====== Material shown
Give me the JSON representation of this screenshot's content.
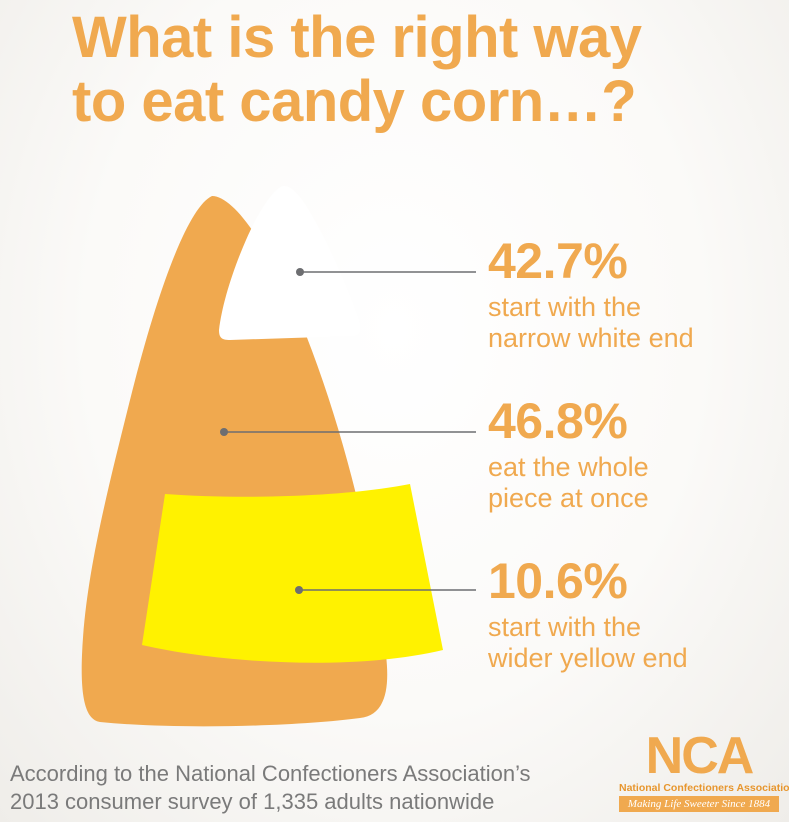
{
  "chart_data": {
    "type": "pie",
    "title_lines": [
      "What is the right way",
      "to eat candy corn…?"
    ],
    "segments": [
      {
        "part": "white",
        "value": 42.7,
        "value_label": "42.7%",
        "description": "start with the\nnarrow white end",
        "color": "#ffffff"
      },
      {
        "part": "orange",
        "value": 46.8,
        "value_label": "46.8%",
        "description": "eat the whole\npiece at once",
        "color": "#f0a94f"
      },
      {
        "part": "yellow",
        "value": 10.6,
        "value_label": "10.6%",
        "description": "start with the\nwider yellow end",
        "color": "#fff200"
      }
    ],
    "source": "According to the National Confectioners Association’s\n2013 consumer survey of 1,335 adults nationwide"
  },
  "logo": {
    "mark": "NCA",
    "name": "National Confectioners Association",
    "tagline": "Making Life Sweeter Since 1884"
  },
  "colors": {
    "accent": "#f0a94f",
    "yellow": "#fff200",
    "line": "#6d6e71"
  }
}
============
● Set exercise
Output the entries above exactly. Drop the pictures.

● Solution
Give me the JSON representation of this screenshot's content.
{
  "chart_data": {
    "type": "pie",
    "title_lines": [
      "What is the right way",
      "to eat candy corn…?"
    ],
    "segments": [
      {
        "part": "white",
        "value": 42.7,
        "value_label": "42.7%",
        "description": "start with the\nnarrow white end",
        "color": "#ffffff"
      },
      {
        "part": "orange",
        "value": 46.8,
        "value_label": "46.8%",
        "description": "eat the whole\npiece at once",
        "color": "#f0a94f"
      },
      {
        "part": "yellow",
        "value": 10.6,
        "value_label": "10.6%",
        "description": "start with the\nwider yellow end",
        "color": "#fff200"
      }
    ],
    "source": "According to the National Confectioners Association’s\n2013 consumer survey of 1,335 adults nationwide"
  },
  "logo": {
    "mark": "NCA",
    "name": "National Confectioners Association",
    "tagline": "Making Life Sweeter Since 1884"
  },
  "colors": {
    "accent": "#f0a94f",
    "yellow": "#fff200",
    "line": "#6d6e71"
  }
}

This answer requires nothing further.